═══ Extracted entries
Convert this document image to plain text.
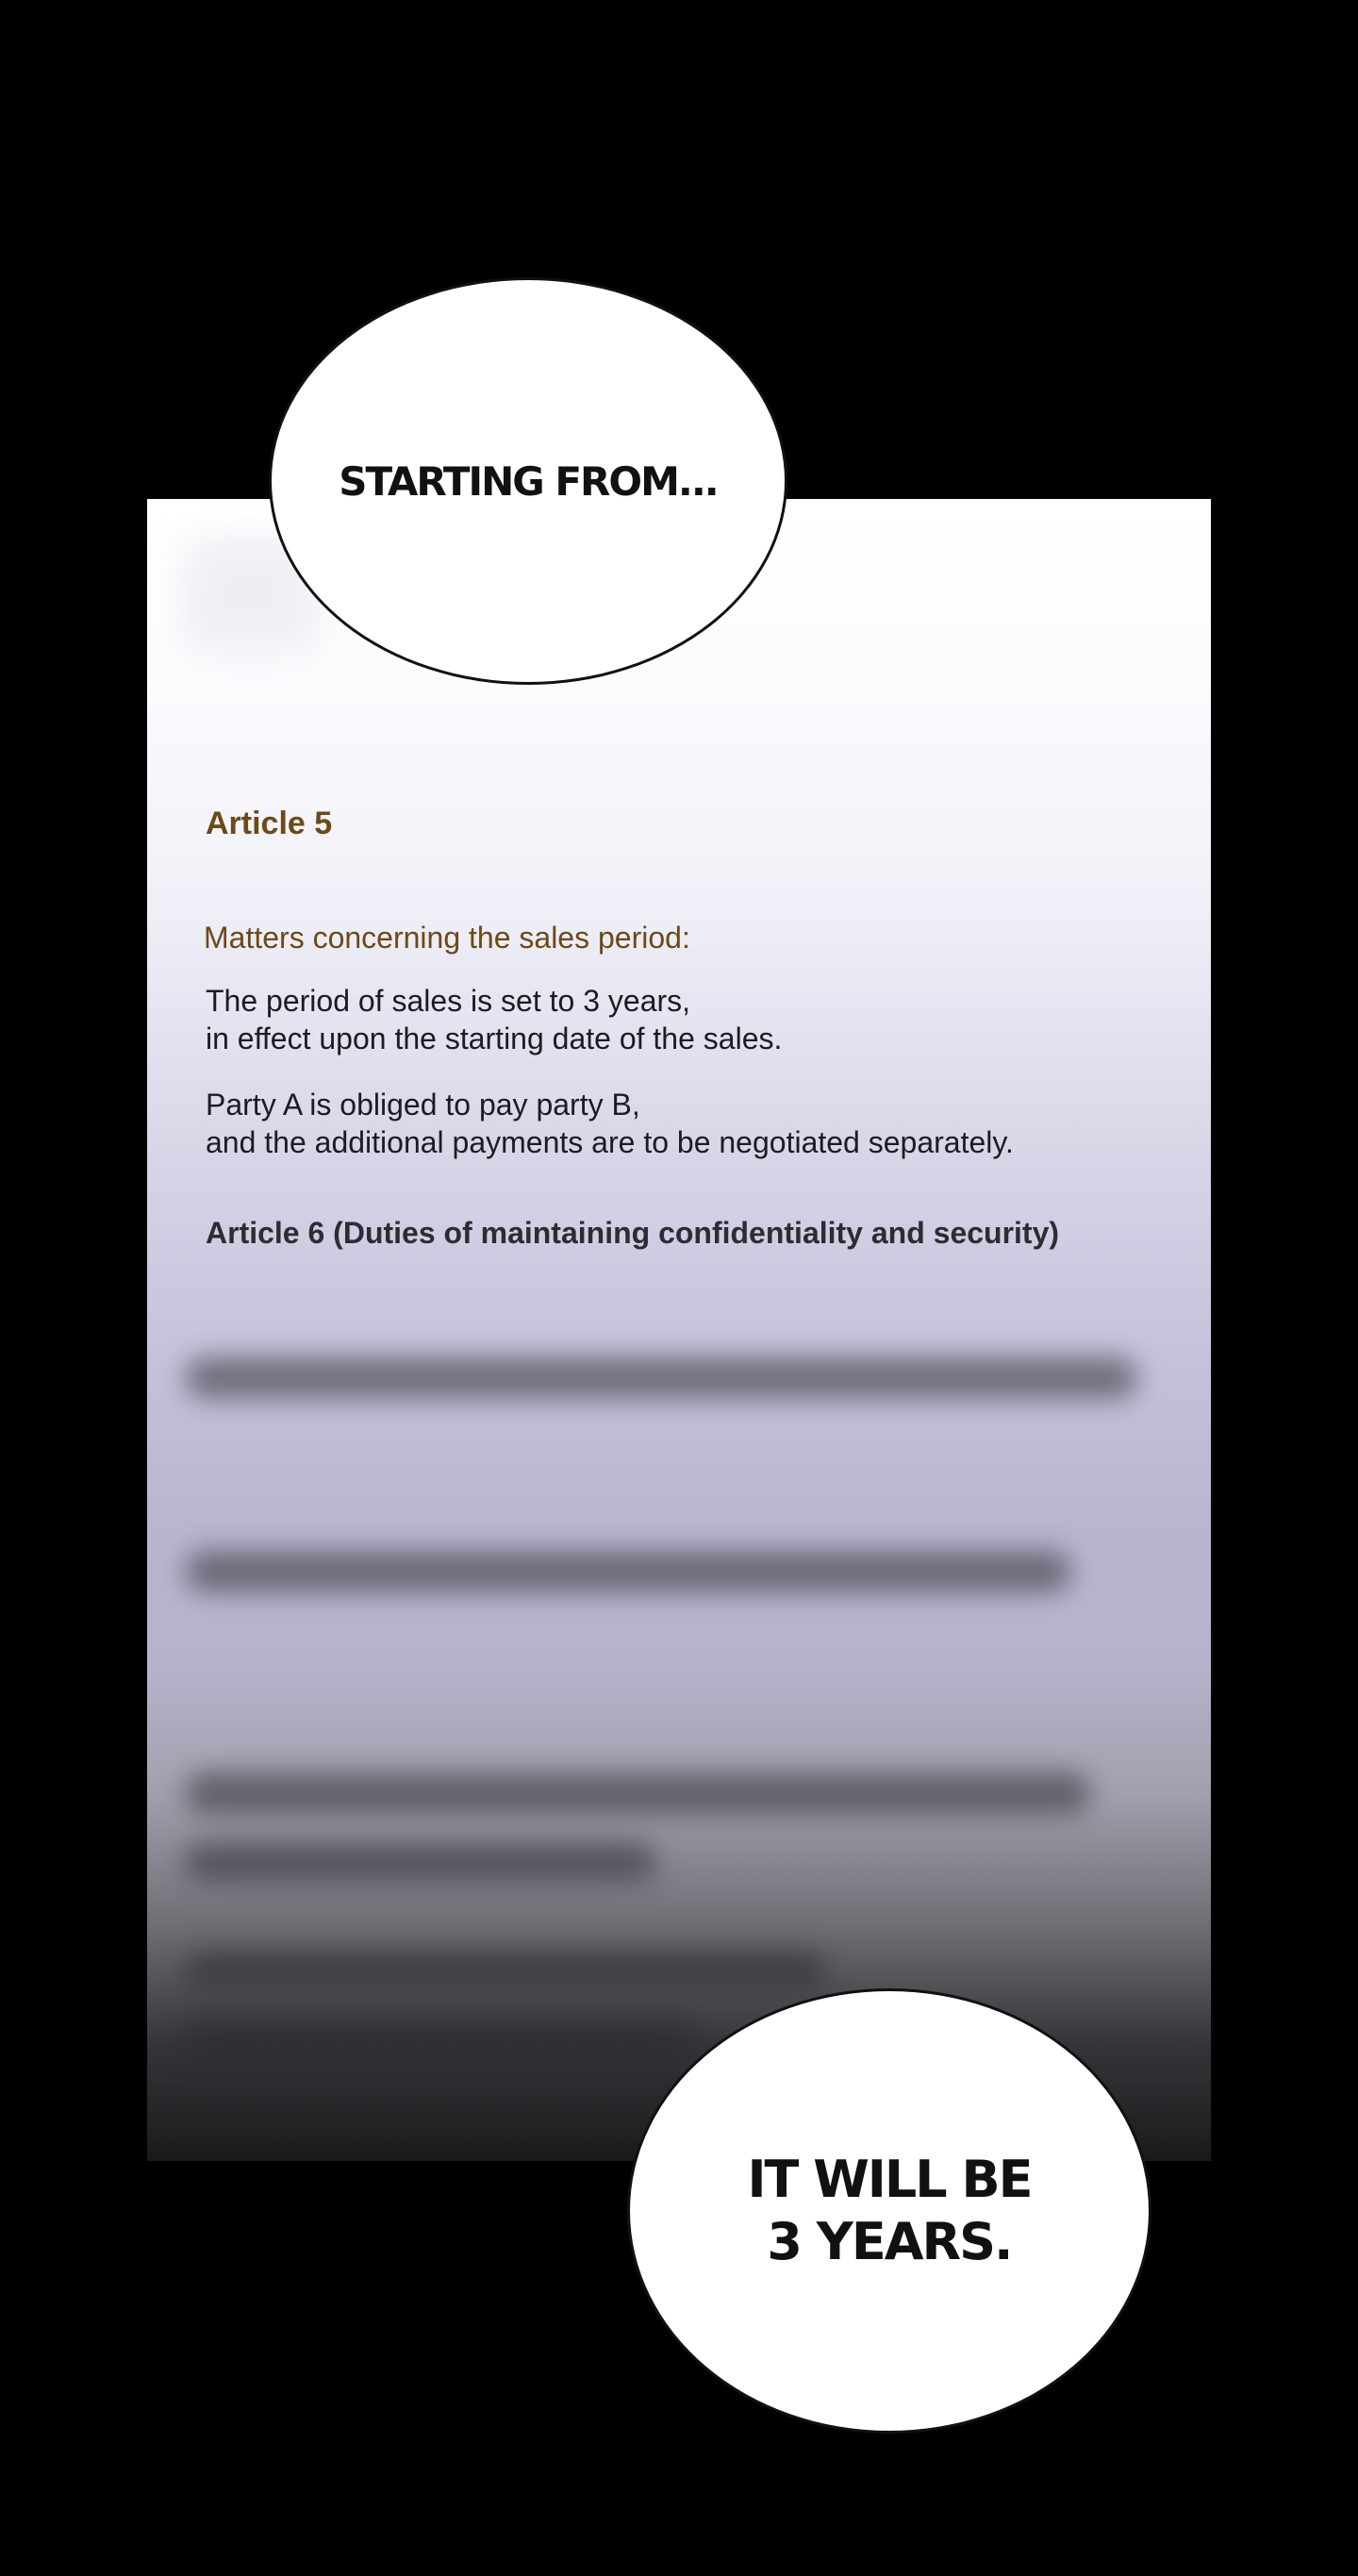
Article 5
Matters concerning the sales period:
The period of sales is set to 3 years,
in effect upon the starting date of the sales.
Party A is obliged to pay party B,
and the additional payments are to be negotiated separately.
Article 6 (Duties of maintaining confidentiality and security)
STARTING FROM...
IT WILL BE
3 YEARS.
══════
**Goal**
Show, from the listing above, each line that contains the word "sales".

**Answer**
Matters concerning the sales period:
The period of sales is set to 3 years,
in effect upon the starting date of the sales.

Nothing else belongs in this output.